* [Collection entries]
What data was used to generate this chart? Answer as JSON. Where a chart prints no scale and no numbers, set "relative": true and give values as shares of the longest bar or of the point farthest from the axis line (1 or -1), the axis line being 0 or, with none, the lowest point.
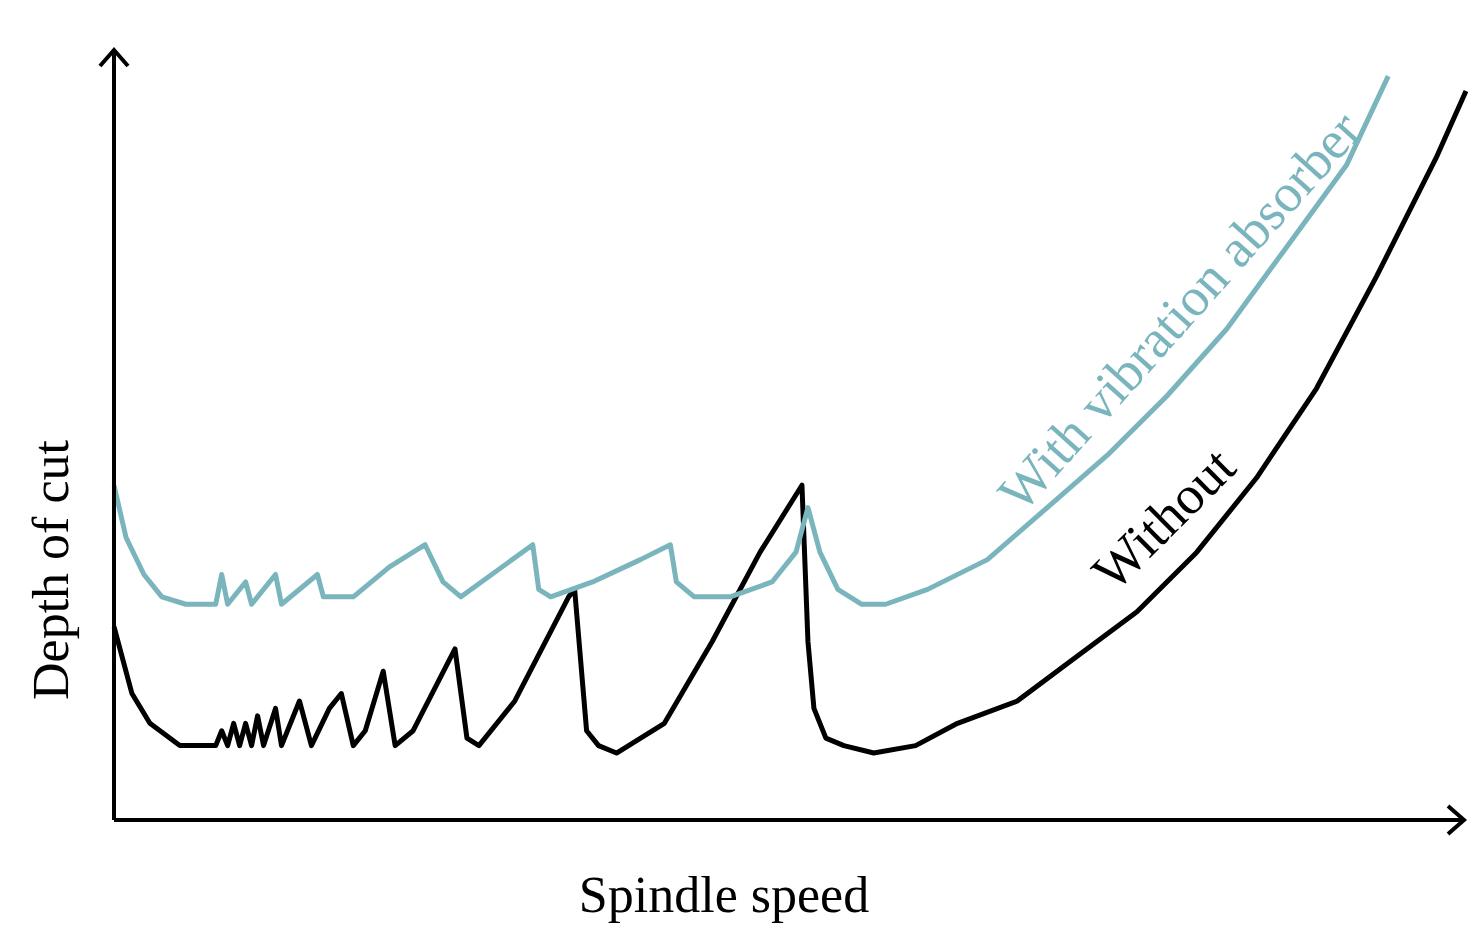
{
  "chart_data": {
    "type": "line",
    "relative": true,
    "xlabel": "Spindle speed",
    "ylabel": "Depth of cut",
    "legend": false,
    "marker": "none",
    "line_style": "solid",
    "categories": [
      null,
      null,
      null,
      null,
      null,
      null,
      null,
      null,
      null,
      null,
      null,
      null,
      null,
      null,
      null,
      null,
      null,
      null,
      null,
      null,
      null,
      null,
      null,
      null,
      null,
      null,
      null,
      null,
      null,
      null,
      null,
      null,
      null,
      null,
      null,
      null,
      null,
      null,
      null,
      null,
      null,
      null,
      null,
      null,
      null,
      null,
      null,
      null,
      null,
      null,
      null,
      null,
      null,
      null,
      null,
      null,
      null,
      null,
      null,
      null,
      null,
      null,
      null,
      null,
      null,
      null,
      null,
      null,
      null,
      null,
      null,
      null,
      null,
      null,
      null,
      null,
      null,
      null,
      null,
      null,
      null,
      null,
      null,
      null,
      null,
      null,
      null,
      null,
      null,
      null,
      null,
      null,
      null,
      null,
      null,
      null,
      null,
      null,
      null,
      null,
      null,
      null,
      null,
      null,
      null,
      null,
      null,
      null,
      null,
      null,
      null,
      null,
      null,
      null,
      null,
      null,
      null,
      null,
      null,
      null,
      null,
      null,
      null,
      null,
      null,
      null,
      null,
      null,
      null,
      null,
      null,
      null,
      null,
      null,
      null,
      null,
      null,
      null,
      null,
      null,
      null,
      null,
      null,
      null,
      null,
      null,
      null,
      null,
      null,
      null,
      null,
      null,
      null,
      null,
      null,
      null,
      null,
      null,
      null,
      null,
      null,
      null,
      null,
      null,
      null,
      null,
      null,
      null,
      null,
      null,
      null,
      null,
      null,
      null,
      null,
      null,
      null,
      null,
      null,
      null,
      null,
      null,
      null,
      null,
      null,
      null,
      null,
      null,
      null,
      null,
      null,
      null,
      null,
      null,
      null,
      null,
      null,
      null,
      null,
      null,
      null,
      null,
      null,
      null,
      null,
      null,
      null,
      null,
      null,
      null,
      null,
      null,
      null,
      null,
      null,
      null,
      null,
      null,
      null,
      null,
      null,
      null,
      null,
      null,
      null,
      null,
      null
    ],
    "series": [
      {
        "name": "With vibration absorber",
        "color": "#7ab5bd",
        "values": [
          0.45,
          null,
          0.38,
          null,
          null,
          0.33,
          null,
          null,
          0.3,
          null,
          null,
          null,
          0.29,
          null,
          null,
          null,
          null,
          0.29,
          0.33,
          0.29,
          null,
          null,
          0.32,
          0.29,
          null,
          null,
          null,
          0.33,
          0.29,
          null,
          null,
          null,
          null,
          null,
          0.33,
          0.3,
          null,
          null,
          null,
          null,
          0.3,
          null,
          null,
          null,
          null,
          null,
          0.34,
          null,
          null,
          null,
          null,
          null,
          0.37,
          null,
          null,
          0.32,
          null,
          null,
          0.3,
          null,
          null,
          null,
          null,
          null,
          null,
          null,
          null,
          null,
          null,
          null,
          0.37,
          0.31,
          null,
          0.3,
          null,
          null,
          null,
          null,
          null,
          null,
          0.32,
          null,
          null,
          null,
          null,
          null,
          null,
          null,
          0.35,
          null,
          null,
          null,
          null,
          0.37,
          0.32,
          null,
          null,
          0.3,
          null,
          null,
          null,
          null,
          null,
          0.3,
          null,
          null,
          null,
          null,
          null,
          null,
          0.32,
          null,
          null,
          null,
          0.36,
          null,
          0.42,
          null,
          0.36,
          null,
          null,
          0.31,
          null,
          null,
          null,
          0.29,
          null,
          null,
          null,
          0.29,
          null,
          null,
          null,
          null,
          null,
          null,
          0.31,
          null,
          null,
          null,
          null,
          null,
          null,
          null,
          null,
          null,
          0.35,
          null,
          null,
          null,
          null,
          null,
          null,
          null,
          null,
          null,
          0.42,
          null,
          null,
          null,
          null,
          null,
          null,
          null,
          null,
          null,
          0.49,
          null,
          null,
          null,
          null,
          null,
          null,
          null,
          null,
          null,
          0.57,
          null,
          null,
          null,
          null,
          null,
          null,
          null,
          null,
          null,
          0.66,
          null,
          null,
          null,
          null,
          null,
          null,
          null,
          null,
          null,
          0.77,
          null,
          null,
          null,
          null,
          null,
          null,
          null,
          null,
          null,
          0.88,
          null,
          null,
          null,
          null,
          null,
          null,
          1.0,
          null,
          null,
          null,
          null,
          null,
          null,
          null,
          null,
          null,
          null,
          null,
          null,
          null
        ]
      },
      {
        "name": "Without",
        "color": "#000000",
        "values": [
          0.26,
          null,
          null,
          0.17,
          null,
          null,
          0.13,
          null,
          null,
          null,
          null,
          0.1,
          null,
          null,
          null,
          null,
          null,
          0.1,
          0.12,
          0.1,
          0.13,
          0.1,
          0.13,
          0.1,
          0.14,
          0.1,
          null,
          0.15,
          0.1,
          null,
          null,
          0.16,
          null,
          0.1,
          null,
          null,
          0.15,
          null,
          0.17,
          null,
          0.1,
          null,
          0.12,
          null,
          null,
          0.2,
          null,
          0.1,
          null,
          null,
          0.12,
          null,
          null,
          null,
          null,
          null,
          null,
          0.23,
          null,
          0.11,
          null,
          0.1,
          null,
          null,
          null,
          null,
          null,
          0.16,
          null,
          null,
          null,
          null,
          null,
          null,
          null,
          null,
          0.3,
          0.31,
          null,
          0.12,
          null,
          0.1,
          null,
          null,
          0.09,
          null,
          null,
          null,
          null,
          null,
          null,
          null,
          0.13,
          null,
          null,
          null,
          null,
          null,
          null,
          null,
          0.24,
          null,
          null,
          null,
          null,
          null,
          null,
          null,
          0.36,
          null,
          null,
          null,
          null,
          null,
          null,
          0.45,
          0.24,
          0.15,
          null,
          0.11,
          null,
          null,
          0.1,
          null,
          null,
          null,
          null,
          0.09,
          null,
          null,
          null,
          null,
          null,
          null,
          0.1,
          null,
          null,
          null,
          null,
          null,
          null,
          0.13,
          null,
          null,
          null,
          null,
          null,
          null,
          null,
          null,
          null,
          0.16,
          null,
          null,
          null,
          null,
          null,
          null,
          null,
          null,
          null,
          0.22,
          null,
          null,
          null,
          null,
          null,
          null,
          null,
          null,
          null,
          0.28,
          null,
          null,
          null,
          null,
          null,
          null,
          null,
          null,
          null,
          0.36,
          null,
          null,
          null,
          null,
          null,
          null,
          null,
          null,
          null,
          0.46,
          null,
          null,
          null,
          null,
          null,
          null,
          null,
          null,
          null,
          0.58,
          null,
          null,
          null,
          null,
          null,
          null,
          null,
          null,
          null,
          0.73,
          null,
          null,
          null,
          null,
          null,
          null,
          null,
          null,
          null,
          0.89,
          null,
          null,
          null,
          null,
          0.98
        ]
      }
    ]
  }
}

* [What you need to do] Retype the entries word for word. Omit any images.

* [Correct output]
What data was used to generate this chart? Answer as JSON. Where a chart prints no scale and no numbers, set "relative": true and give values as shares of the longest bar or of the point farthest from the axis line (1 or -1), the axis line being 0 or, with none, the lowest point.
{
  "chart_data": {
    "type": "line",
    "relative": true,
    "xlabel": "Spindle speed",
    "ylabel": "Depth of cut",
    "legend": false,
    "marker": "none",
    "line_style": "solid",
    "categories": [
      null,
      null,
      null,
      null,
      null,
      null,
      null,
      null,
      null,
      null,
      null,
      null,
      null,
      null,
      null,
      null,
      null,
      null,
      null,
      null,
      null,
      null,
      null,
      null,
      null,
      null,
      null,
      null,
      null,
      null,
      null,
      null,
      null,
      null,
      null,
      null,
      null,
      null,
      null,
      null,
      null,
      null,
      null,
      null,
      null,
      null,
      null,
      null,
      null,
      null,
      null,
      null,
      null,
      null,
      null,
      null,
      null,
      null,
      null,
      null,
      null,
      null,
      null,
      null,
      null,
      null,
      null,
      null,
      null,
      null,
      null,
      null,
      null,
      null,
      null,
      null,
      null,
      null,
      null,
      null,
      null,
      null,
      null,
      null,
      null,
      null,
      null,
      null,
      null,
      null,
      null,
      null,
      null,
      null,
      null,
      null,
      null,
      null,
      null,
      null,
      null,
      null,
      null,
      null,
      null,
      null,
      null,
      null,
      null,
      null,
      null,
      null,
      null,
      null,
      null,
      null,
      null,
      null,
      null,
      null,
      null,
      null,
      null,
      null,
      null,
      null,
      null,
      null,
      null,
      null,
      null,
      null,
      null,
      null,
      null,
      null,
      null,
      null,
      null,
      null,
      null,
      null,
      null,
      null,
      null,
      null,
      null,
      null,
      null,
      null,
      null,
      null,
      null,
      null,
      null,
      null,
      null,
      null,
      null,
      null,
      null,
      null,
      null,
      null,
      null,
      null,
      null,
      null,
      null,
      null,
      null,
      null,
      null,
      null,
      null,
      null,
      null,
      null,
      null,
      null,
      null,
      null,
      null,
      null,
      null,
      null,
      null,
      null,
      null,
      null,
      null,
      null,
      null,
      null,
      null,
      null,
      null,
      null,
      null,
      null,
      null,
      null,
      null,
      null,
      null,
      null,
      null,
      null,
      null,
      null,
      null,
      null,
      null,
      null,
      null,
      null,
      null,
      null,
      null,
      null,
      null,
      null,
      null,
      null,
      null,
      null,
      null
    ],
    "series": [
      {
        "name": "With vibration absorber",
        "color": "#7ab5bd",
        "values": [
          0.45,
          null,
          0.38,
          null,
          null,
          0.33,
          null,
          null,
          0.3,
          null,
          null,
          null,
          0.29,
          null,
          null,
          null,
          null,
          0.29,
          0.33,
          0.29,
          null,
          null,
          0.32,
          0.29,
          null,
          null,
          null,
          0.33,
          0.29,
          null,
          null,
          null,
          null,
          null,
          0.33,
          0.3,
          null,
          null,
          null,
          null,
          0.3,
          null,
          null,
          null,
          null,
          null,
          0.34,
          null,
          null,
          null,
          null,
          null,
          0.37,
          null,
          null,
          0.32,
          null,
          null,
          0.3,
          null,
          null,
          null,
          null,
          null,
          null,
          null,
          null,
          null,
          null,
          null,
          0.37,
          0.31,
          null,
          0.3,
          null,
          null,
          null,
          null,
          null,
          null,
          0.32,
          null,
          null,
          null,
          null,
          null,
          null,
          null,
          0.35,
          null,
          null,
          null,
          null,
          0.37,
          0.32,
          null,
          null,
          0.3,
          null,
          null,
          null,
          null,
          null,
          0.3,
          null,
          null,
          null,
          null,
          null,
          null,
          0.32,
          null,
          null,
          null,
          0.36,
          null,
          0.42,
          null,
          0.36,
          null,
          null,
          0.31,
          null,
          null,
          null,
          0.29,
          null,
          null,
          null,
          0.29,
          null,
          null,
          null,
          null,
          null,
          null,
          0.31,
          null,
          null,
          null,
          null,
          null,
          null,
          null,
          null,
          null,
          0.35,
          null,
          null,
          null,
          null,
          null,
          null,
          null,
          null,
          null,
          0.42,
          null,
          null,
          null,
          null,
          null,
          null,
          null,
          null,
          null,
          0.49,
          null,
          null,
          null,
          null,
          null,
          null,
          null,
          null,
          null,
          0.57,
          null,
          null,
          null,
          null,
          null,
          null,
          null,
          null,
          null,
          0.66,
          null,
          null,
          null,
          null,
          null,
          null,
          null,
          null,
          null,
          0.77,
          null,
          null,
          null,
          null,
          null,
          null,
          null,
          null,
          null,
          0.88,
          null,
          null,
          null,
          null,
          null,
          null,
          1.0,
          null,
          null,
          null,
          null,
          null,
          null,
          null,
          null,
          null,
          null,
          null,
          null,
          null
        ]
      },
      {
        "name": "Without",
        "color": "#000000",
        "values": [
          0.26,
          null,
          null,
          0.17,
          null,
          null,
          0.13,
          null,
          null,
          null,
          null,
          0.1,
          null,
          null,
          null,
          null,
          null,
          0.1,
          0.12,
          0.1,
          0.13,
          0.1,
          0.13,
          0.1,
          0.14,
          0.1,
          null,
          0.15,
          0.1,
          null,
          null,
          0.16,
          null,
          0.1,
          null,
          null,
          0.15,
          null,
          0.17,
          null,
          0.1,
          null,
          0.12,
          null,
          null,
          0.2,
          null,
          0.1,
          null,
          null,
          0.12,
          null,
          null,
          null,
          null,
          null,
          null,
          0.23,
          null,
          0.11,
          null,
          0.1,
          null,
          null,
          null,
          null,
          null,
          0.16,
          null,
          null,
          null,
          null,
          null,
          null,
          null,
          null,
          0.3,
          0.31,
          null,
          0.12,
          null,
          0.1,
          null,
          null,
          0.09,
          null,
          null,
          null,
          null,
          null,
          null,
          null,
          0.13,
          null,
          null,
          null,
          null,
          null,
          null,
          null,
          0.24,
          null,
          null,
          null,
          null,
          null,
          null,
          null,
          0.36,
          null,
          null,
          null,
          null,
          null,
          null,
          0.45,
          0.24,
          0.15,
          null,
          0.11,
          null,
          null,
          0.1,
          null,
          null,
          null,
          null,
          0.09,
          null,
          null,
          null,
          null,
          null,
          null,
          0.1,
          null,
          null,
          null,
          null,
          null,
          null,
          0.13,
          null,
          null,
          null,
          null,
          null,
          null,
          null,
          null,
          null,
          0.16,
          null,
          null,
          null,
          null,
          null,
          null,
          null,
          null,
          null,
          0.22,
          null,
          null,
          null,
          null,
          null,
          null,
          null,
          null,
          null,
          0.28,
          null,
          null,
          null,
          null,
          null,
          null,
          null,
          null,
          null,
          0.36,
          null,
          null,
          null,
          null,
          null,
          null,
          null,
          null,
          null,
          0.46,
          null,
          null,
          null,
          null,
          null,
          null,
          null,
          null,
          null,
          0.58,
          null,
          null,
          null,
          null,
          null,
          null,
          null,
          null,
          null,
          0.73,
          null,
          null,
          null,
          null,
          null,
          null,
          null,
          null,
          null,
          0.89,
          null,
          null,
          null,
          null,
          0.98
        ]
      }
    ]
  }
}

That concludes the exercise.